** start Entries **

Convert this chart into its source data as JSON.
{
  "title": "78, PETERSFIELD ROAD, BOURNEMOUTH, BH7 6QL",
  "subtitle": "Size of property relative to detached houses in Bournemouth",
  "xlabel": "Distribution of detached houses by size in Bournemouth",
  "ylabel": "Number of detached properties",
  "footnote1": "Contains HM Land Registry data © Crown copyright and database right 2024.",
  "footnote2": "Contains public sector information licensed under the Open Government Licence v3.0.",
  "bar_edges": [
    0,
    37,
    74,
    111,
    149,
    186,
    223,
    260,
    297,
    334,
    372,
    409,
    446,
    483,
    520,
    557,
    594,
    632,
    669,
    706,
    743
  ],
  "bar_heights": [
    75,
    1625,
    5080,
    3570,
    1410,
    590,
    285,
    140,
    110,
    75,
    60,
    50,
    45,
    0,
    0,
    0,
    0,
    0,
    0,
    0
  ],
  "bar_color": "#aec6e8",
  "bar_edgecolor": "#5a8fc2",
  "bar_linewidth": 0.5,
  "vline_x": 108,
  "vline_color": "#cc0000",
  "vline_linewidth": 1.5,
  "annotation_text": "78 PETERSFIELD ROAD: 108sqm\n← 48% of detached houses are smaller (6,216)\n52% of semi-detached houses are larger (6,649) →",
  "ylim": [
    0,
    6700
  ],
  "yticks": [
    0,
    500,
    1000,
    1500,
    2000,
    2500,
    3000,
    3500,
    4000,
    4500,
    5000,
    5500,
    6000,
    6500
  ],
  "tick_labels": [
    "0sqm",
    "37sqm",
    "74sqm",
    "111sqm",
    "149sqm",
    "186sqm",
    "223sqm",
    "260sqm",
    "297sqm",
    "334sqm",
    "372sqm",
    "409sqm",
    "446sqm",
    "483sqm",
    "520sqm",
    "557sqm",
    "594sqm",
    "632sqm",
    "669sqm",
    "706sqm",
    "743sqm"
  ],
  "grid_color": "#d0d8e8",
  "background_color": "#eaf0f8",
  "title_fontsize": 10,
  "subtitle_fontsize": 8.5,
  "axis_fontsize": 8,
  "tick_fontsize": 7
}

** end Entries **

### What is required
Extract the complete listing above, reproducing each line exactly.

### Expected output
Convert this chart into its source data as JSON.
{
  "title": "78, PETERSFIELD ROAD, BOURNEMOUTH, BH7 6QL",
  "subtitle": "Size of property relative to detached houses in Bournemouth",
  "xlabel": "Distribution of detached houses by size in Bournemouth",
  "ylabel": "Number of detached properties",
  "footnote1": "Contains HM Land Registry data © Crown copyright and database right 2024.",
  "footnote2": "Contains public sector information licensed under the Open Government Licence v3.0.",
  "bar_edges": [
    0,
    37,
    74,
    111,
    149,
    186,
    223,
    260,
    297,
    334,
    372,
    409,
    446,
    483,
    520,
    557,
    594,
    632,
    669,
    706,
    743
  ],
  "bar_heights": [
    75,
    1625,
    5080,
    3570,
    1410,
    590,
    285,
    140,
    110,
    75,
    60,
    50,
    45,
    0,
    0,
    0,
    0,
    0,
    0,
    0
  ],
  "bar_color": "#aec6e8",
  "bar_edgecolor": "#5a8fc2",
  "bar_linewidth": 0.5,
  "vline_x": 108,
  "vline_color": "#cc0000",
  "vline_linewidth": 1.5,
  "annotation_text": "78 PETERSFIELD ROAD: 108sqm\n← 48% of detached houses are smaller (6,216)\n52% of semi-detached houses are larger (6,649) →",
  "ylim": [
    0,
    6700
  ],
  "yticks": [
    0,
    500,
    1000,
    1500,
    2000,
    2500,
    3000,
    3500,
    4000,
    4500,
    5000,
    5500,
    6000,
    6500
  ],
  "tick_labels": [
    "0sqm",
    "37sqm",
    "74sqm",
    "111sqm",
    "149sqm",
    "186sqm",
    "223sqm",
    "260sqm",
    "297sqm",
    "334sqm",
    "372sqm",
    "409sqm",
    "446sqm",
    "483sqm",
    "520sqm",
    "557sqm",
    "594sqm",
    "632sqm",
    "669sqm",
    "706sqm",
    "743sqm"
  ],
  "grid_color": "#d0d8e8",
  "background_color": "#eaf0f8",
  "title_fontsize": 10,
  "subtitle_fontsize": 8.5,
  "axis_fontsize": 8,
  "tick_fontsize": 7
}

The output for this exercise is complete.